[Data entries start]

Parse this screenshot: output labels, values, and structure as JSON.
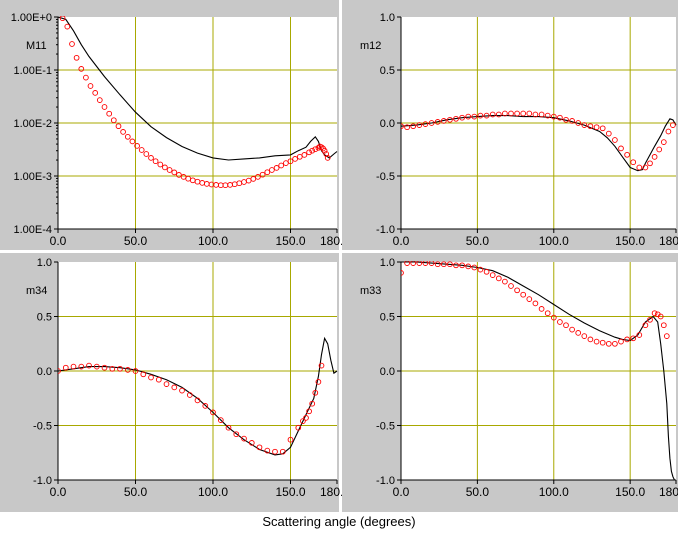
{
  "figure": {
    "xlabel": "Scattering angle (degrees)",
    "colors": {
      "panel_bg": "#c8c8c8",
      "plot_bg": "#ffffff",
      "grid": "#a8a800",
      "model": "#000000",
      "measured": "#ff0000"
    }
  },
  "chart_data": [
    {
      "type": "line",
      "panel": "top-left",
      "label": "M11",
      "yscale": "log",
      "xlim": [
        0,
        180
      ],
      "ylim": [
        0.0001,
        1
      ],
      "xticks": [
        "0.0",
        "50.0",
        "100.0",
        "150.0",
        "180.0"
      ],
      "yticks": [
        "1.00E+0",
        "1.00E-1",
        "1.00E-2",
        "1.00E-3",
        "1.00E-4"
      ],
      "grid": true,
      "series": [
        {
          "style": "line",
          "x": [
            0,
            5,
            10,
            15,
            20,
            30,
            40,
            50,
            60,
            70,
            80,
            90,
            100,
            110,
            120,
            130,
            140,
            150,
            155,
            160,
            163,
            166,
            168,
            170,
            172,
            175,
            178,
            180
          ],
          "y": [
            1,
            0.9,
            0.55,
            0.3,
            0.18,
            0.075,
            0.034,
            0.016,
            0.0085,
            0.0053,
            0.0036,
            0.0027,
            0.0022,
            0.002,
            0.0021,
            0.0022,
            0.0024,
            0.0025,
            0.003,
            0.0035,
            0.0045,
            0.0055,
            0.0045,
            0.003,
            0.0025,
            0.0022,
            0.0026,
            0.0029
          ]
        },
        {
          "style": "markers",
          "x": [
            3,
            6,
            9,
            12,
            15,
            18,
            21,
            24,
            27,
            30,
            33,
            36,
            39,
            42,
            45,
            48,
            51,
            54,
            57,
            60,
            63,
            66,
            69,
            72,
            75,
            78,
            81,
            84,
            87,
            90,
            93,
            96,
            99,
            102,
            105,
            108,
            111,
            114,
            117,
            120,
            123,
            126,
            129,
            132,
            135,
            138,
            141,
            144,
            147,
            150,
            153,
            156,
            159,
            162,
            164,
            166,
            168,
            169,
            170,
            171,
            172,
            173,
            174
          ],
          "y": [
            0.95,
            0.66,
            0.31,
            0.17,
            0.105,
            0.072,
            0.05,
            0.037,
            0.027,
            0.02,
            0.015,
            0.0113,
            0.0087,
            0.0068,
            0.0055,
            0.0045,
            0.0037,
            0.0031,
            0.0026,
            0.0022,
            0.0019,
            0.00165,
            0.00145,
            0.0013,
            0.00117,
            0.00105,
            0.00096,
            0.00089,
            0.00083,
            0.00078,
            0.00074,
            0.00071,
            0.00069,
            0.00068,
            0.00067,
            0.00067,
            0.00068,
            0.0007,
            0.00073,
            0.00077,
            0.00082,
            0.00088,
            0.00096,
            0.00106,
            0.00118,
            0.0013,
            0.00142,
            0.00158,
            0.00175,
            0.0019,
            0.0021,
            0.0023,
            0.0025,
            0.0028,
            0.003,
            0.0032,
            0.0034,
            0.0036,
            0.0035,
            0.0033,
            0.003,
            0.0026,
            0.0022
          ]
        }
      ]
    },
    {
      "type": "line",
      "panel": "top-right",
      "label": "m12",
      "yscale": "linear",
      "xlim": [
        0,
        180
      ],
      "ylim": [
        -1,
        1
      ],
      "xticks": [
        "0.0",
        "50.0",
        "100.0",
        "150.0",
        "180.0"
      ],
      "yticks": [
        "1.0",
        "0.5",
        "0.0",
        "-0.5",
        "-1.0"
      ],
      "grid": true,
      "series": [
        {
          "style": "line",
          "x": [
            0,
            10,
            20,
            30,
            40,
            50,
            60,
            70,
            80,
            90,
            100,
            110,
            120,
            130,
            135,
            140,
            145,
            150,
            155,
            158,
            160,
            163,
            166,
            170,
            173,
            176,
            178,
            180
          ],
          "y": [
            -0.03,
            -0.02,
            0.0,
            0.03,
            0.05,
            0.06,
            0.07,
            0.07,
            0.06,
            0.06,
            0.05,
            0.02,
            -0.02,
            -0.08,
            -0.14,
            -0.22,
            -0.32,
            -0.42,
            -0.45,
            -0.44,
            -0.38,
            -0.3,
            -0.22,
            -0.12,
            -0.03,
            0.04,
            0.03,
            -0.02
          ]
        },
        {
          "style": "markers",
          "x": [
            0,
            4,
            8,
            12,
            16,
            20,
            24,
            28,
            32,
            36,
            40,
            44,
            48,
            52,
            56,
            60,
            64,
            68,
            72,
            76,
            80,
            84,
            88,
            92,
            96,
            100,
            104,
            108,
            112,
            116,
            120,
            124,
            128,
            132,
            136,
            140,
            144,
            148,
            152,
            156,
            160,
            163,
            166,
            169,
            172,
            175,
            178
          ],
          "y": [
            -0.03,
            -0.04,
            -0.03,
            -0.02,
            -0.01,
            0.0,
            0.01,
            0.02,
            0.03,
            0.04,
            0.05,
            0.06,
            0.06,
            0.07,
            0.07,
            0.08,
            0.08,
            0.09,
            0.09,
            0.09,
            0.09,
            0.09,
            0.08,
            0.08,
            0.07,
            0.06,
            0.05,
            0.03,
            0.02,
            0.0,
            -0.02,
            -0.03,
            -0.04,
            -0.05,
            -0.1,
            -0.16,
            -0.24,
            -0.3,
            -0.37,
            -0.42,
            -0.42,
            -0.38,
            -0.32,
            -0.25,
            -0.18,
            -0.08,
            -0.02
          ]
        }
      ]
    },
    {
      "type": "line",
      "panel": "bottom-left",
      "label": "m34",
      "yscale": "linear",
      "xlim": [
        0,
        180
      ],
      "ylim": [
        -1,
        1
      ],
      "xticks": [
        "0.0",
        "50.0",
        "100.0",
        "150.0",
        "180.0"
      ],
      "yticks": [
        "1.0",
        "0.5",
        "0.0",
        "-0.5",
        "-1.0"
      ],
      "grid": true,
      "series": [
        {
          "style": "line",
          "x": [
            0,
            10,
            20,
            30,
            40,
            50,
            60,
            70,
            80,
            90,
            100,
            110,
            120,
            130,
            140,
            145,
            150,
            155,
            160,
            165,
            168,
            170,
            172,
            174,
            176,
            178,
            180
          ],
          "y": [
            0.0,
            0.02,
            0.04,
            0.04,
            0.03,
            0.01,
            -0.03,
            -0.08,
            -0.15,
            -0.25,
            -0.38,
            -0.52,
            -0.63,
            -0.72,
            -0.77,
            -0.76,
            -0.7,
            -0.55,
            -0.4,
            -0.25,
            -0.05,
            0.15,
            0.3,
            0.25,
            0.1,
            -0.02,
            0.0
          ]
        },
        {
          "style": "markers",
          "x": [
            0,
            5,
            10,
            15,
            20,
            25,
            30,
            35,
            40,
            45,
            50,
            55,
            60,
            65,
            70,
            75,
            80,
            85,
            90,
            95,
            100,
            105,
            110,
            115,
            120,
            125,
            130,
            135,
            140,
            145,
            150,
            155,
            158,
            160,
            162,
            164,
            166,
            168,
            170
          ],
          "y": [
            0.0,
            0.03,
            0.04,
            0.04,
            0.05,
            0.04,
            0.03,
            0.02,
            0.02,
            0.01,
            0.0,
            -0.03,
            -0.06,
            -0.08,
            -0.12,
            -0.15,
            -0.18,
            -0.22,
            -0.27,
            -0.32,
            -0.38,
            -0.45,
            -0.52,
            -0.58,
            -0.62,
            -0.66,
            -0.7,
            -0.73,
            -0.74,
            -0.74,
            -0.63,
            -0.52,
            -0.46,
            -0.43,
            -0.37,
            -0.3,
            -0.2,
            -0.1,
            0.05
          ]
        }
      ]
    },
    {
      "type": "line",
      "panel": "bottom-right",
      "label": "m33",
      "yscale": "linear",
      "xlim": [
        0,
        180
      ],
      "ylim": [
        -1,
        1
      ],
      "xticks": [
        "0.0",
        "50.0",
        "100.0",
        "150.0",
        "180.0"
      ],
      "yticks": [
        "1.0",
        "0.5",
        "0.0",
        "-0.5",
        "-1.0"
      ],
      "grid": true,
      "series": [
        {
          "style": "line",
          "x": [
            0,
            10,
            20,
            30,
            40,
            50,
            60,
            70,
            80,
            90,
            100,
            110,
            120,
            130,
            140,
            145,
            150,
            155,
            160,
            165,
            168,
            170,
            172,
            174,
            175,
            176,
            177,
            178,
            179,
            180
          ],
          "y": [
            1.0,
            1.0,
            0.99,
            0.98,
            0.97,
            0.95,
            0.92,
            0.86,
            0.78,
            0.7,
            0.61,
            0.52,
            0.44,
            0.37,
            0.31,
            0.29,
            0.28,
            0.33,
            0.45,
            0.5,
            0.45,
            0.25,
            0.0,
            -0.3,
            -0.6,
            -0.8,
            -0.92,
            -0.97,
            -1.0,
            -1.0
          ]
        },
        {
          "style": "markers",
          "x": [
            0,
            4,
            8,
            12,
            16,
            20,
            24,
            28,
            32,
            36,
            40,
            44,
            48,
            52,
            56,
            60,
            64,
            68,
            72,
            76,
            80,
            84,
            88,
            92,
            96,
            100,
            104,
            108,
            112,
            116,
            120,
            124,
            128,
            132,
            136,
            140,
            144,
            148,
            152,
            156,
            160,
            163,
            166,
            168,
            170,
            172,
            174
          ],
          "y": [
            0.9,
            0.99,
            0.99,
            0.99,
            0.99,
            0.99,
            0.98,
            0.98,
            0.98,
            0.97,
            0.97,
            0.96,
            0.95,
            0.93,
            0.91,
            0.88,
            0.85,
            0.82,
            0.78,
            0.74,
            0.7,
            0.66,
            0.62,
            0.57,
            0.53,
            0.49,
            0.45,
            0.42,
            0.38,
            0.35,
            0.32,
            0.29,
            0.27,
            0.26,
            0.25,
            0.25,
            0.27,
            0.29,
            0.3,
            0.33,
            0.42,
            0.47,
            0.53,
            0.52,
            0.5,
            0.42,
            0.32
          ]
        }
      ]
    }
  ]
}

[Data entries end]

-- The problem --
Using the listing, say how many lines include the word "bottom", and add nothing else.

-- Exercise result --
2